Draw out every line with the word "text" from the listing below.

══════════

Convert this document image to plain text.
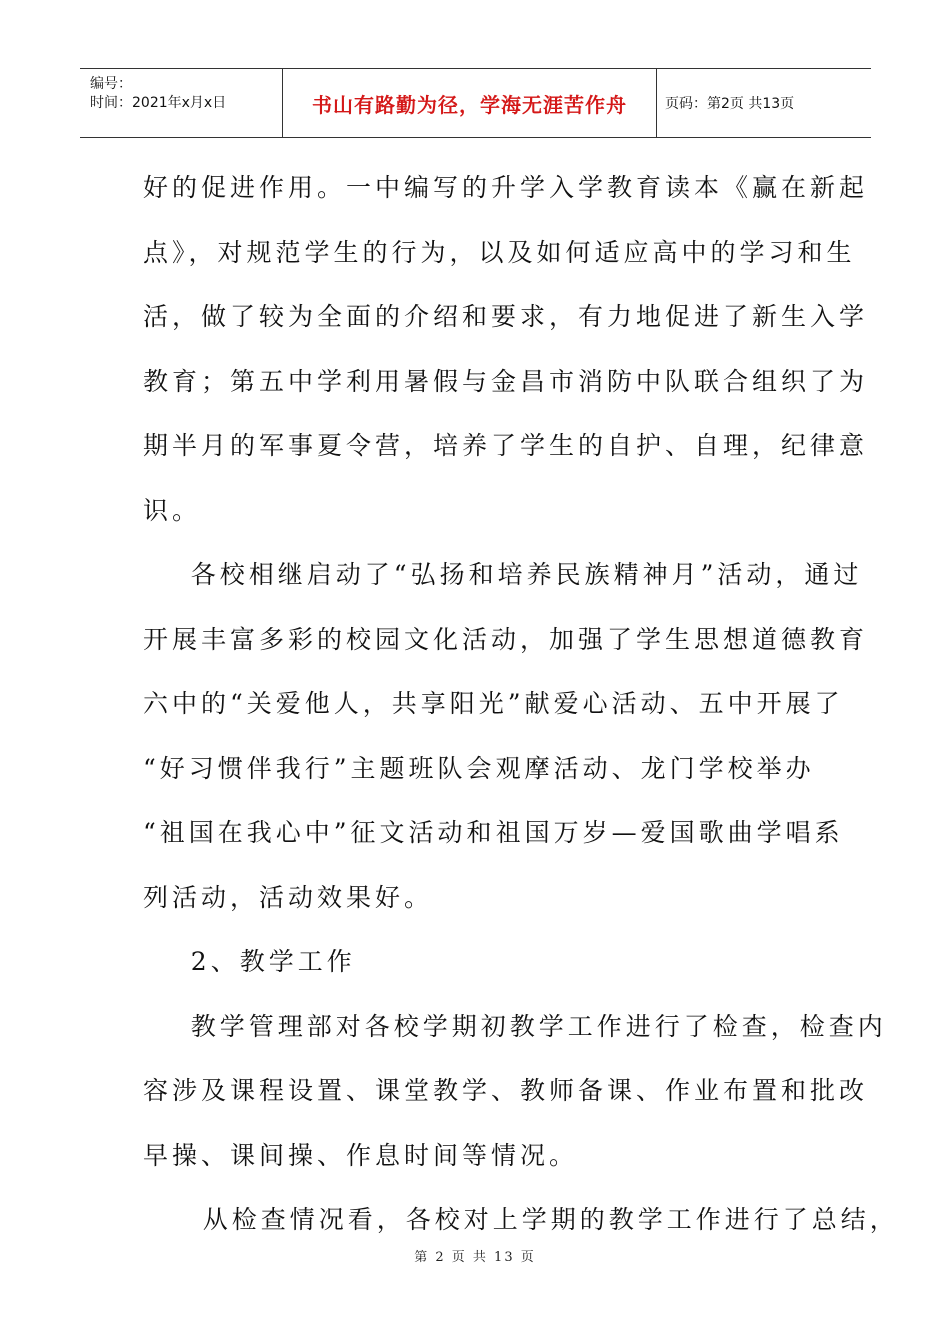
编号：
时间：2021年x月x日	书山有路勤为径，学海无涯苦作舟	页码：第2页 共13页

好的促进作用。一中编写的升学入学教育读本《赢在新起

点》，对规范学生的行为，以及如何适应高中的学习和生

活，做了较为全面的介绍和要求，有力地促进了新生入学

教育；第五中学利用暑假与金昌市消防中队联合组织了为

期半月的军事夏令营，培养了学生的自护、自理，纪律意

识。

各校相继启动了“弘扬和培养民族精神月”活动，通过

开展丰富多彩的校园文化活动，加强了学生思想道德教育

六中的“关爱他人，共享阳光”献爱心活动、五中开展了

“好习惯伴我行”主题班队会观摩活动、龙门学校举办

“祖国在我心中”征文活动和祖国万岁—爱国歌曲学唱系

列活动，活动效果好。

2、教学工作

教学管理部对各校学期初教学工作进行了检查，检查内

容涉及课程设置、课堂教学、教师备课、作业布置和批改

早操、课间操、作息时间等情况。

从检查情况看，各校对上学期的教学工作进行了总结，

第 2 页 共 13 页
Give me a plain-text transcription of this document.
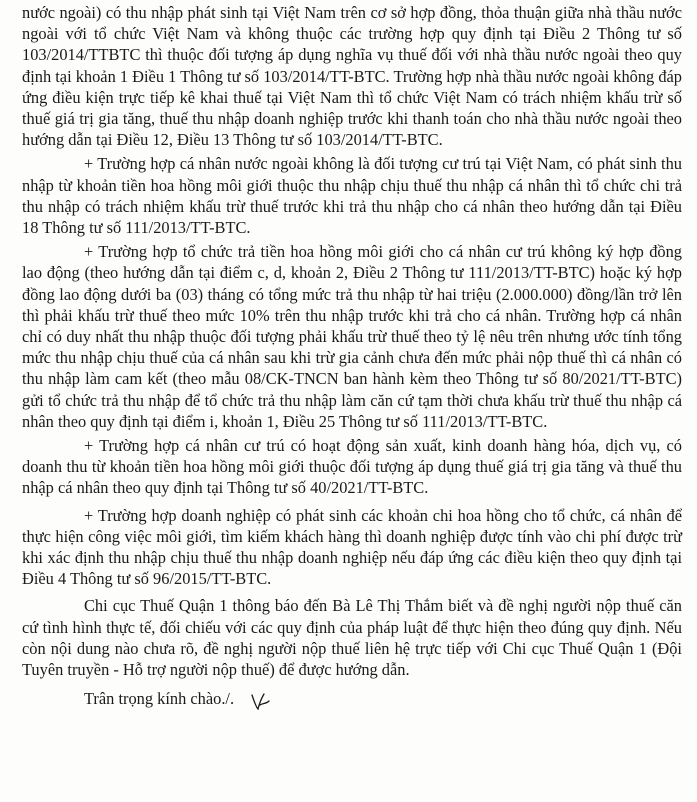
nước ngoài) có thu nhập phát sinh tại Việt Nam trên cơ sở hợp đồng, thỏa thuận giữa nhà thầu nước ngoài với tổ chức Việt Nam và không thuộc các trường hợp quy định tại Điều 2 Thông tư số 103/2014/TTBTC thì thuộc đối tượng áp dụng nghĩa vụ thuế đối với nhà thầu nước ngoài theo quy định tại khoản 1 Điều 1 Thông tư số 103/2014/TT-BTC. Trường hợp nhà thầu nước ngoài không đáp ứng điều kiện trực tiếp kê khai thuế tại Việt Nam thì tổ chức Việt Nam có trách nhiệm khấu trừ số thuế giá trị gia tăng, thuế thu nhập doanh nghiệp trước khi thanh toán cho nhà thầu nước ngoài theo hướng dẫn tại Điều 12, Điều 13 Thông tư số 103/2014/TT-BTC.

+ Trường hợp cá nhân nước ngoài không là đối tượng cư trú tại Việt Nam, có phát sinh thu nhập từ khoản tiền hoa hồng môi giới thuộc thu nhập chịu thuế thu nhập cá nhân thì tổ chức chi trả thu nhập có trách nhiệm khấu trừ thuế trước khi trả thu nhập cho cá nhân theo hướng dẫn tại Điều 18 Thông tư số 111/2013/TT-BTC.

+ Trường hợp tổ chức trả tiền hoa hồng môi giới cho cá nhân cư trú không ký hợp đồng lao động (theo hướng dẫn tại điểm c, d, khoản 2, Điều 2 Thông tư 111/2013/TT-BTC) hoặc ký hợp đồng lao động dưới ba (03) tháng có tổng mức trả thu nhập từ hai triệu (2.000.000) đồng/lần trở lên thì phải khấu trừ thuế theo mức 10% trên thu nhập trước khi trả cho cá nhân. Trường hợp cá nhân chỉ có duy nhất thu nhập thuộc đối tượng phải khấu trừ thuế theo tỷ lệ nêu trên nhưng ước tính tổng mức thu nhập chịu thuế của cá nhân sau khi trừ gia cảnh chưa đến mức phải nộp thuế thì cá nhân có thu nhập làm cam kết (theo mẫu 08/CK-TNCN ban hành kèm theo Thông tư số 80/2021/TT-BTC) gửi tổ chức trả thu nhập để tổ chức trả thu nhập làm căn cứ tạm thời chưa khấu trừ thuế thu nhập cá nhân theo quy định tại điểm i, khoản 1, Điều 25 Thông tư số 111/2013/TT-BTC.

+ Trường hợp cá nhân cư trú có hoạt động sản xuất, kinh doanh hàng hóa, dịch vụ, có doanh thu từ khoản tiền hoa hồng môi giới thuộc đối tượng áp dụng thuế giá trị gia tăng và thuế thu nhập cá nhân theo quy định tại Thông tư số 40/2021/TT-BTC.

+ Trường hợp doanh nghiệp có phát sinh các khoản chi hoa hồng cho tổ chức, cá nhân để thực hiện công việc môi giới, tìm kiếm khách hàng thì doanh nghiệp được tính vào chi phí được trừ khi xác định thu nhập chịu thuế thu nhập doanh nghiệp nếu đáp ứng các điều kiện theo quy định tại Điều 4 Thông tư số 96/2015/TT-BTC.

Chi cục Thuế Quận 1 thông báo đến Bà Lê Thị Thắm biết và đề nghị người nộp thuế căn cứ tình hình thực tế, đối chiếu với các quy định của pháp luật để thực hiện theo đúng quy định. Nếu còn nội dung nào chưa rõ, đề nghị người nộp thuế liên hệ trực tiếp với Chi cục Thuế Quận 1 (Đội Tuyên truyền - Hỗ trợ người nộp thuế) để được hướng dẫn.

Trân trọng kính chào./.
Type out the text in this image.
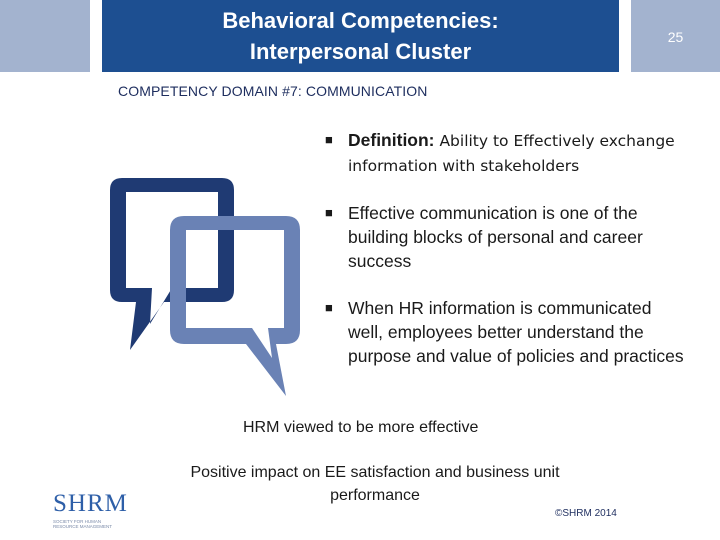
Behavioral Competencies:
Interpersonal Cluster
25
COMPETENCY DOMAIN #7: COMMUNICATION
■ Definition: Ability to Effectively exchange information with stakeholders
■ Effective communication is one of the building blocks of personal and career success
■ When HR information is communicated well, employees better understand the purpose and value of policies and practices
HRM viewed to be more effective
Positive impact on EE satisfaction and business unit performance
SHRM
SOCIETY FOR HUMAN RESOURCE MANAGEMENT
©SHRM 2014
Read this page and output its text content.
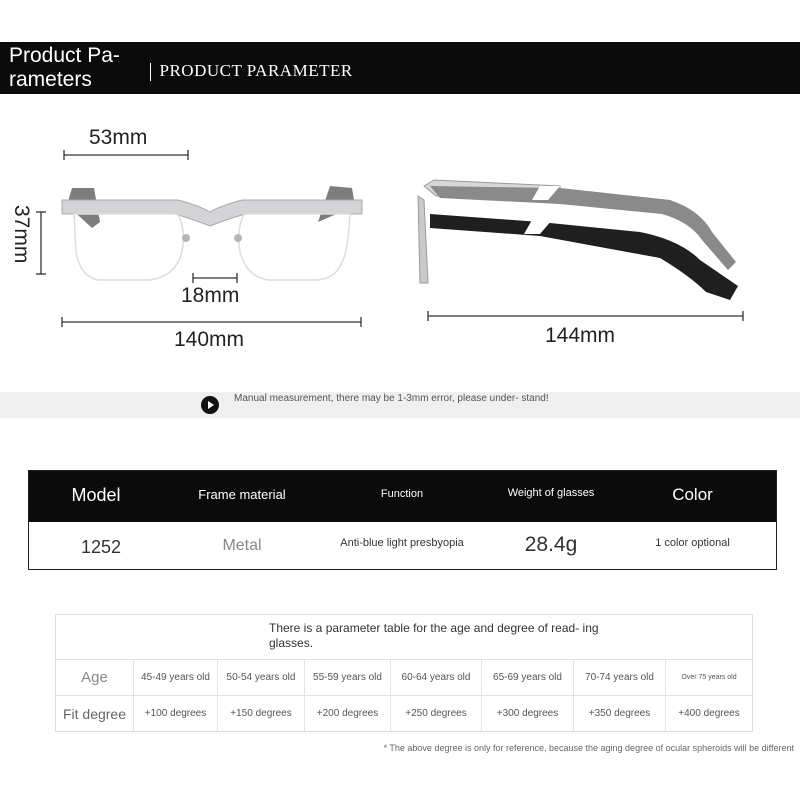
Product Pa- rameters	PRODUCT PARAMETER
53mm
37mm
18mm
140mm	144mm
Manual measurement, there may be 1-3mm error, please under- stand!
Model	Frame material	Function	Weight of glasses	Color
1252	Metal	Anti-blue light presbyopia	28.4g	1 color optional
There is a parameter table for the age and degree of read- ing glasses.
Age	45-49 years old	50-54 years old	55-59 years old	60-64 years old	65-69 years old	70-74 years old	Over 75 years old
Fit degree	+100 degrees	+150 degrees	+200 degrees	+250 degrees	+300 degrees	+350 degrees	+400 degrees
* The above degree is only for reference, because the aging degree of ocular spheroids will be different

══════════

*The response:*
Convert this document image to plain text.
Give me a plain-text transcription of this document.
Type out the text in this image.
Read this page and output its text content.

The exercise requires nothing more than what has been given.